Collected data entries
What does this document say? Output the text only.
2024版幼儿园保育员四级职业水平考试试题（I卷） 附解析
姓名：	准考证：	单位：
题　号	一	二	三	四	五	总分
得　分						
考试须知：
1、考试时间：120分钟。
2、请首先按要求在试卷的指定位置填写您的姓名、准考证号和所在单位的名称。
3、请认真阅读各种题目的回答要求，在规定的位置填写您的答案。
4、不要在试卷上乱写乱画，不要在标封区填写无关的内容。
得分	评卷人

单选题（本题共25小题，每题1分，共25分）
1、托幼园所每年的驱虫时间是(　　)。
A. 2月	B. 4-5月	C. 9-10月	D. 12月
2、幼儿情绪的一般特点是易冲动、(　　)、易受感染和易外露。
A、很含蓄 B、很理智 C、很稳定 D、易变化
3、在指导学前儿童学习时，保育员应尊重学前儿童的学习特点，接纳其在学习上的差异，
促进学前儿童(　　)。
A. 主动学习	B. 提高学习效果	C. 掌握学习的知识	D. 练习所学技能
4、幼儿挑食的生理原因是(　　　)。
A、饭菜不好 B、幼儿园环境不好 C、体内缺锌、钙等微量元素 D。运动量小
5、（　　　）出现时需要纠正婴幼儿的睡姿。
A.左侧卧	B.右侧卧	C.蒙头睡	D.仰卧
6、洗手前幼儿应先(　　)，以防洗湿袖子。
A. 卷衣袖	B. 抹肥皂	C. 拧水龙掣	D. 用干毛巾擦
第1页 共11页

TASK PROMPT:
Each line of the listing above should be output exactly.

EXERCISE ANSWER:
What does this document say? Output the text only.
2024版幼儿园保育员四级职业水平考试试题（I卷） 附解析
姓名：	准考证：	单位：
题　号	一	二	三	四	五	总分
得　分						
考试须知：
1、考试时间：120分钟。
2、请首先按要求在试卷的指定位置填写您的姓名、准考证号和所在单位的名称。
3、请认真阅读各种题目的回答要求，在规定的位置填写您的答案。
4、不要在试卷上乱写乱画，不要在标封区填写无关的内容。
得分	评卷人

单选题（本题共25小题，每题1分，共25分）
1、托幼园所每年的驱虫时间是(　　)。
A. 2月	B. 4-5月	C. 9-10月	D. 12月
2、幼儿情绪的一般特点是易冲动、(　　)、易受感染和易外露。
A、很含蓄 B、很理智 C、很稳定 D、易变化
3、在指导学前儿童学习时，保育员应尊重学前儿童的学习特点，接纳其在学习上的差异，
促进学前儿童(　　)。
A. 主动学习	B. 提高学习效果	C. 掌握学习的知识	D. 练习所学技能
4、幼儿挑食的生理原因是(　　　)。
A、饭菜不好 B、幼儿园环境不好 C、体内缺锌、钙等微量元素 D。运动量小
5、（　　　）出现时需要纠正婴幼儿的睡姿。
A.左侧卧	B.右侧卧	C.蒙头睡	D.仰卧
6、洗手前幼儿应先(　　)，以防洗湿袖子。
A. 卷衣袖	B. 抹肥皂	C. 拧水龙掣	D. 用干毛巾擦
第1页 共11页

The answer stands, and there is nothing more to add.